- _SET PROBLEM_
From the listing that follows, output everything exactly except the pictures.

- _MATERIAL TO PROCESS_
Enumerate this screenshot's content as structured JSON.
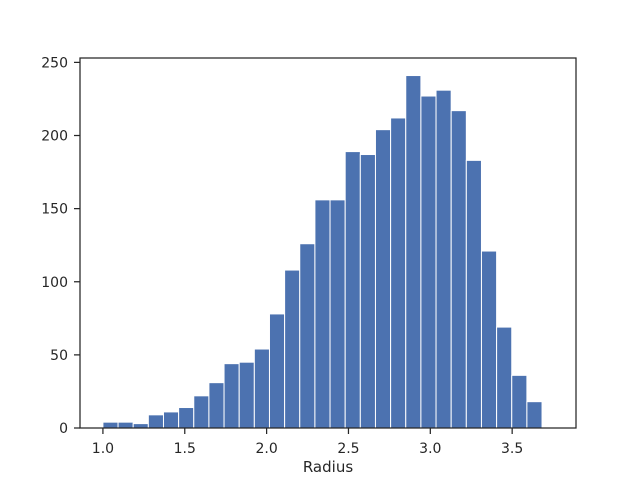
{
  "chart_data": {
    "type": "bar",
    "xlabel": "Radius",
    "ylabel": "",
    "title": "",
    "xlim": [
      0.86,
      3.89
    ],
    "ylim": [
      0,
      253
    ],
    "bin_edges": [
      1.0,
      1.0925,
      1.185,
      1.2775,
      1.37,
      1.4625,
      1.555,
      1.6475,
      1.74,
      1.8325,
      1.925,
      2.0175,
      2.11,
      2.2025,
      2.295,
      2.3875,
      2.48,
      2.5725,
      2.665,
      2.7575,
      2.85,
      2.9425,
      3.035,
      3.1275,
      3.22,
      3.3125,
      3.405,
      3.4975,
      3.59,
      3.6825,
      3.775
    ],
    "values": [
      4,
      4,
      3,
      9,
      11,
      14,
      22,
      31,
      44,
      45,
      54,
      78,
      108,
      126,
      156,
      156,
      189,
      187,
      204,
      212,
      241,
      227,
      231,
      217,
      183,
      121,
      69,
      36,
      18,
      0
    ],
    "x_ticks": [
      1.0,
      1.5,
      2.0,
      2.5,
      3.0,
      3.5
    ],
    "x_tick_labels": [
      "1.0",
      "1.5",
      "2.0",
      "2.5",
      "3.0",
      "3.5"
    ],
    "y_ticks": [
      0,
      50,
      100,
      150,
      200,
      250
    ],
    "y_tick_labels": [
      "0",
      "50",
      "100",
      "150",
      "200",
      "250"
    ],
    "bar_color": "#4c72b0",
    "edge_color": "#ffffff",
    "grid": false
  }
}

- _SOLUTION TO THE EXERCISE_
Enumerate this screenshot's content as structured JSON.
{
  "chart_data": {
    "type": "bar",
    "xlabel": "Radius",
    "ylabel": "",
    "title": "",
    "xlim": [
      0.86,
      3.89
    ],
    "ylim": [
      0,
      253
    ],
    "bin_edges": [
      1.0,
      1.0925,
      1.185,
      1.2775,
      1.37,
      1.4625,
      1.555,
      1.6475,
      1.74,
      1.8325,
      1.925,
      2.0175,
      2.11,
      2.2025,
      2.295,
      2.3875,
      2.48,
      2.5725,
      2.665,
      2.7575,
      2.85,
      2.9425,
      3.035,
      3.1275,
      3.22,
      3.3125,
      3.405,
      3.4975,
      3.59,
      3.6825,
      3.775
    ],
    "values": [
      4,
      4,
      3,
      9,
      11,
      14,
      22,
      31,
      44,
      45,
      54,
      78,
      108,
      126,
      156,
      156,
      189,
      187,
      204,
      212,
      241,
      227,
      231,
      217,
      183,
      121,
      69,
      36,
      18,
      0
    ],
    "x_ticks": [
      1.0,
      1.5,
      2.0,
      2.5,
      3.0,
      3.5
    ],
    "x_tick_labels": [
      "1.0",
      "1.5",
      "2.0",
      "2.5",
      "3.0",
      "3.5"
    ],
    "y_ticks": [
      0,
      50,
      100,
      150,
      200,
      250
    ],
    "y_tick_labels": [
      "0",
      "50",
      "100",
      "150",
      "200",
      "250"
    ],
    "bar_color": "#4c72b0",
    "edge_color": "#ffffff",
    "grid": false
  }
}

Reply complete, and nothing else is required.